Reproduce the data that follows in its entirety, character for character.
__________
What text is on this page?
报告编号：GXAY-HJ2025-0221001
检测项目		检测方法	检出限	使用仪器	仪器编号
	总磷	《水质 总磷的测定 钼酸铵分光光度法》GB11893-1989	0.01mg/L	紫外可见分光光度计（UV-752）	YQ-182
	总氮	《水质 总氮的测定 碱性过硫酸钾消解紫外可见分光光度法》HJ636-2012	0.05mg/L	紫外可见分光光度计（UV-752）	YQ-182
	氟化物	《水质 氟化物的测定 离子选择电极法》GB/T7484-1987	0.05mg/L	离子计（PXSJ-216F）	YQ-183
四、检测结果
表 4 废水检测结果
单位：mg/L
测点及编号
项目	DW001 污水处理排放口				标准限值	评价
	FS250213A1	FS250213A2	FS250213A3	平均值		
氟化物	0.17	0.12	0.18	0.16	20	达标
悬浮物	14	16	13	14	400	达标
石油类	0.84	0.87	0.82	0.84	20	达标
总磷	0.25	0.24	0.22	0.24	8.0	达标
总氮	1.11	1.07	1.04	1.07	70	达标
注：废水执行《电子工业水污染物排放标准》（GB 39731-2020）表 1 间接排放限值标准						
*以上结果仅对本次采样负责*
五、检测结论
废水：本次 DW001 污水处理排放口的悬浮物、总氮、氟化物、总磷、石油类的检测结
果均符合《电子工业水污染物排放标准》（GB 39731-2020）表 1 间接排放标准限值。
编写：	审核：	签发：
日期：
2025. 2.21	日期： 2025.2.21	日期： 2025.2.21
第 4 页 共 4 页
__________
RIGHT ANSWER.
What text is on this page?
报告编号：GXAY-HJ2025-0221001
检测项目		检测方法	检出限	使用仪器	仪器编号
	总磷	《水质 总磷的测定 钼酸铵分光光度法》GB11893-1989	0.01mg/L	紫外可见分光光度计（UV-752）	YQ-182
	总氮	《水质 总氮的测定 碱性过硫酸钾消解紫外可见分光光度法》HJ636-2012	0.05mg/L	紫外可见分光光度计（UV-752）	YQ-182
	氟化物	《水质 氟化物的测定 离子选择电极法》GB/T7484-1987	0.05mg/L	离子计（PXSJ-216F）	YQ-183
四、检测结果
表 4 废水检测结果
单位：mg/L
测点及编号
项目	DW001 污水处理排放口				标准限值	评价
	FS250213A1	FS250213A2	FS250213A3	平均值		
氟化物	0.17	0.12	0.18	0.16	20	达标
悬浮物	14	16	13	14	400	达标
石油类	0.84	0.87	0.82	0.84	20	达标
总磷	0.25	0.24	0.22	0.24	8.0	达标
总氮	1.11	1.07	1.04	1.07	70	达标
注：废水执行《电子工业水污染物排放标准》（GB 39731-2020）表 1 间接排放限值标准						
*以上结果仅对本次采样负责*
五、检测结论
废水：本次 DW001 污水处理排放口的悬浮物、总氮、氟化物、总磷、石油类的检测结
果均符合《电子工业水污染物排放标准》（GB 39731-2020）表 1 间接排放标准限值。
编写：	审核：	签发：
日期：
2025. 2.21	日期： 2025.2.21	日期： 2025.2.21
第 4 页 共 4 页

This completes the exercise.